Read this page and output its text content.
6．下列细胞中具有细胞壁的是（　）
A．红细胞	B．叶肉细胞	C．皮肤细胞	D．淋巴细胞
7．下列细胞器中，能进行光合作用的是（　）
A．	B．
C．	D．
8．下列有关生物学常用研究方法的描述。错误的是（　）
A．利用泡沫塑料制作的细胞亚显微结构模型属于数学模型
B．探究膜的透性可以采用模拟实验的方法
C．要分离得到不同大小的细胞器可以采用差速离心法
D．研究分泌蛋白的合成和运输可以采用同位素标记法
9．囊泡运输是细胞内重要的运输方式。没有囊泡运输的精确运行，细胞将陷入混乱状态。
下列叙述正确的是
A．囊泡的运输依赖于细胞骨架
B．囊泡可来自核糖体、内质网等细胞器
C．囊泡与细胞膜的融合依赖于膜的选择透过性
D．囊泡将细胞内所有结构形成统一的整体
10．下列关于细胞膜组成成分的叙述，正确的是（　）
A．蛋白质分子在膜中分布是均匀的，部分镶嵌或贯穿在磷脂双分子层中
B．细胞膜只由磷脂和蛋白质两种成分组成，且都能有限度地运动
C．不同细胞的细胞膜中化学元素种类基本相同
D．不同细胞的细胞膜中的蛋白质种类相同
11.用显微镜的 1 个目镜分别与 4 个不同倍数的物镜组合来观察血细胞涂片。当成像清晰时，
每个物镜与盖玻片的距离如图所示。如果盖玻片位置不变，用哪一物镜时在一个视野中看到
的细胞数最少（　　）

> **What is asked**
Write the material out again in its entirety, exactly as shown.

> **Correct output**
Read this page and output its text content.
6．下列细胞中具有细胞壁的是（　）
A．红细胞	B．叶肉细胞	C．皮肤细胞	D．淋巴细胞
7．下列细胞器中，能进行光合作用的是（　）
A．	B．
C．	D．
8．下列有关生物学常用研究方法的描述。错误的是（　）
A．利用泡沫塑料制作的细胞亚显微结构模型属于数学模型
B．探究膜的透性可以采用模拟实验的方法
C．要分离得到不同大小的细胞器可以采用差速离心法
D．研究分泌蛋白的合成和运输可以采用同位素标记法
9．囊泡运输是细胞内重要的运输方式。没有囊泡运输的精确运行，细胞将陷入混乱状态。
下列叙述正确的是
A．囊泡的运输依赖于细胞骨架
B．囊泡可来自核糖体、内质网等细胞器
C．囊泡与细胞膜的融合依赖于膜的选择透过性
D．囊泡将细胞内所有结构形成统一的整体
10．下列关于细胞膜组成成分的叙述，正确的是（　）
A．蛋白质分子在膜中分布是均匀的，部分镶嵌或贯穿在磷脂双分子层中
B．细胞膜只由磷脂和蛋白质两种成分组成，且都能有限度地运动
C．不同细胞的细胞膜中化学元素种类基本相同
D．不同细胞的细胞膜中的蛋白质种类相同
11.用显微镜的 1 个目镜分别与 4 个不同倍数的物镜组合来观察血细胞涂片。当成像清晰时，
每个物镜与盖玻片的距离如图所示。如果盖玻片位置不变，用哪一物镜时在一个视野中看到
的细胞数最少（　　）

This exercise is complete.